## WORK TO DO
Bring together all lines of the material below that contain the string "this".

## DATA LISTING
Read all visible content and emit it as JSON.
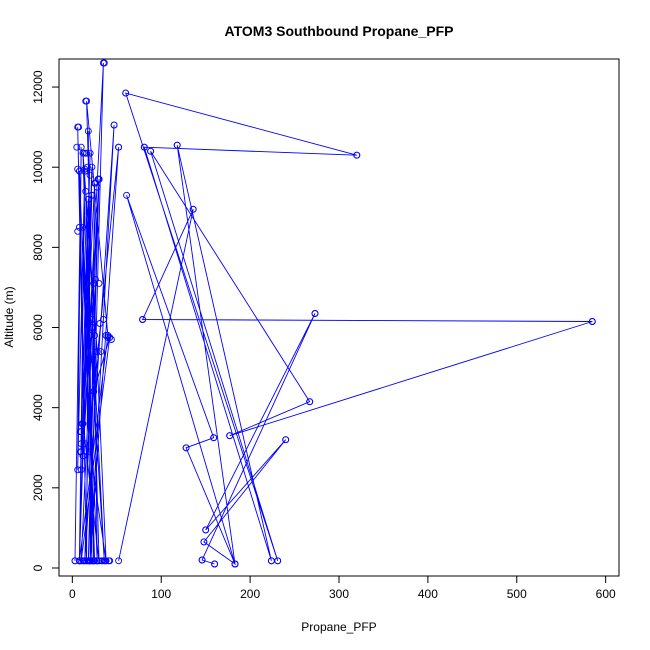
{
  "chart_data": {
    "type": "line",
    "title": "ATOM3 Southbound Propane_PFP",
    "xlabel": "Propane_PFP",
    "ylabel": "Altitude (m)",
    "xlim": [
      -15,
      615
    ],
    "ylim": [
      -200,
      12700
    ],
    "xticks": [
      0,
      100,
      200,
      300,
      400,
      500,
      600
    ],
    "yticks": [
      0,
      2000,
      4000,
      6000,
      8000,
      10000,
      12000
    ],
    "grid": false,
    "legend": "none",
    "colors": {
      "series": "#0000ff",
      "axes": "#000000"
    },
    "series": [
      {
        "x": [
          3,
          10,
          6,
          14,
          8,
          20,
          10,
          18,
          16,
          6,
          14,
          8,
          25,
          12,
          28,
          18,
          30,
          12,
          35,
          20,
          25,
          10,
          22,
          8,
          40,
          16,
          30,
          12,
          22,
          18,
          24,
          15,
          20,
          36,
          22,
          14,
          47,
          20,
          52,
          24,
          42,
          10,
          30,
          20,
          38,
          24,
          28,
          12,
          22,
          18
        ],
        "y": [
          180,
          10500,
          2450,
          9950,
          180,
          10350,
          3400,
          9200,
          180,
          11000,
          3100,
          9900,
          180,
          10350,
          5400,
          180,
          9700,
          2800,
          12600,
          180,
          9600,
          2900,
          9300,
          180,
          5800,
          11650,
          180,
          3600,
          10000,
          5200,
          180,
          9400,
          5800,
          180,
          6200,
          180,
          11050,
          180,
          10500,
          4400,
          5750,
          180,
          9700,
          2900,
          180,
          7100,
          180,
          8500,
          180,
          10900
        ]
      },
      {
        "x": [
          52,
          136,
          79,
          585,
          177,
          267,
          88,
          231,
          60,
          320,
          81,
          224,
          118,
          183,
          61,
          159,
          128,
          183,
          148,
          240,
          150,
          273,
          146,
          160
        ],
        "y": [
          180,
          8950,
          6200,
          6150,
          3300,
          4150,
          10400,
          180,
          11850,
          10300,
          10500,
          180,
          10550,
          100,
          9300,
          3250,
          3000,
          100,
          650,
          3200,
          950,
          6350,
          200,
          100
        ]
      }
    ],
    "points": {
      "x": [
        3,
        5,
        8,
        10,
        6,
        7,
        12,
        14,
        9,
        16,
        18,
        20,
        22,
        24,
        26,
        28,
        30,
        32,
        34,
        36,
        38,
        40,
        42,
        47,
        52,
        60,
        79,
        81,
        88,
        118,
        128,
        136,
        146,
        148,
        150,
        159,
        160,
        177,
        183,
        224,
        231,
        240,
        267,
        273,
        320,
        585,
        13,
        15,
        19,
        23,
        27,
        11,
        17,
        21,
        25,
        29,
        8,
        6,
        10,
        12,
        14,
        16,
        18,
        20,
        22,
        24,
        26,
        28,
        30,
        33,
        35,
        37,
        41,
        44,
        31,
        9
      ],
      "y": [
        180,
        10500,
        180,
        2450,
        9950,
        11000,
        180,
        10350,
        3400,
        180,
        9200,
        180,
        9300,
        180,
        9600,
        180,
        9700,
        5400,
        180,
        12600,
        5800,
        5750,
        180,
        11050,
        10500,
        11850,
        6200,
        10500,
        10400,
        10550,
        3000,
        8950,
        200,
        650,
        950,
        3250,
        100,
        3300,
        100,
        180,
        180,
        3200,
        4150,
        6350,
        10300,
        6150,
        180,
        11650,
        180,
        180,
        180,
        3600,
        10000,
        5200,
        5800,
        9700,
        8500,
        8400,
        3100,
        2800,
        9900,
        10350,
        5200,
        9800,
        6000,
        4400,
        7200,
        9500,
        7100,
        180,
        6200,
        180,
        180,
        5700,
        6100,
        2900
      ]
    }
  }
}
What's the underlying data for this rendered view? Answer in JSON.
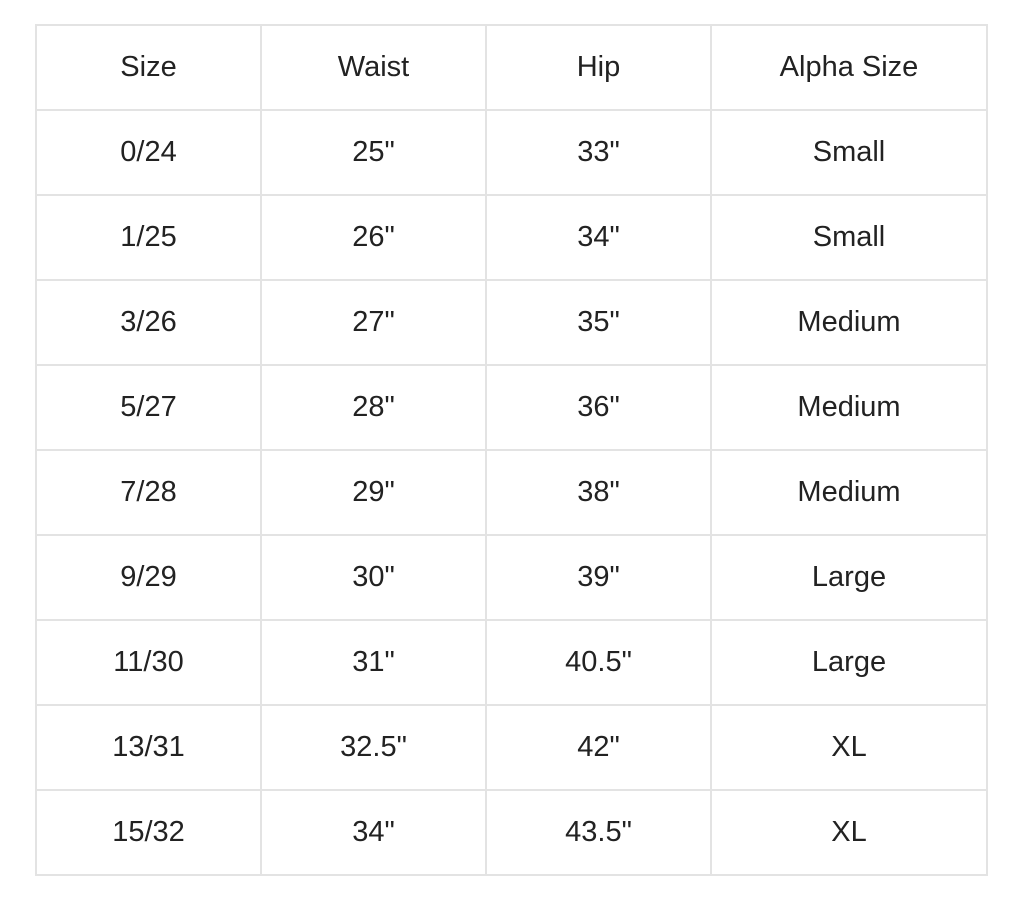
{
  "table": {
    "headers": [
      "Size",
      "Waist",
      "Hip",
      "Alpha Size"
    ],
    "rows": [
      [
        "0/24",
        "25\"",
        "33\"",
        "Small"
      ],
      [
        "1/25",
        "26\"",
        "34\"",
        "Small"
      ],
      [
        "3/26",
        "27\"",
        "35\"",
        "Medium"
      ],
      [
        "5/27",
        "28\"",
        "36\"",
        "Medium"
      ],
      [
        "7/28",
        "29\"",
        "38\"",
        "Medium"
      ],
      [
        "9/29",
        "30\"",
        "39\"",
        "Large"
      ],
      [
        "11/30",
        "31\"",
        "40.5\"",
        "Large"
      ],
      [
        "13/31",
        "32.5\"",
        "42\"",
        "XL"
      ],
      [
        "15/32",
        "34\"",
        "43.5\"",
        "XL"
      ]
    ]
  }
}
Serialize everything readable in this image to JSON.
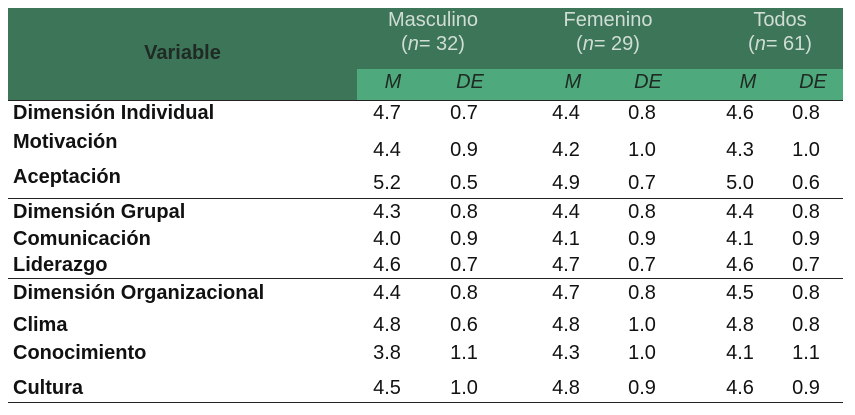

## CORRECT ANSWER
What's the underlying data for this rendered view? Answer in JSON.
Serialize everything readable in this image to JSON.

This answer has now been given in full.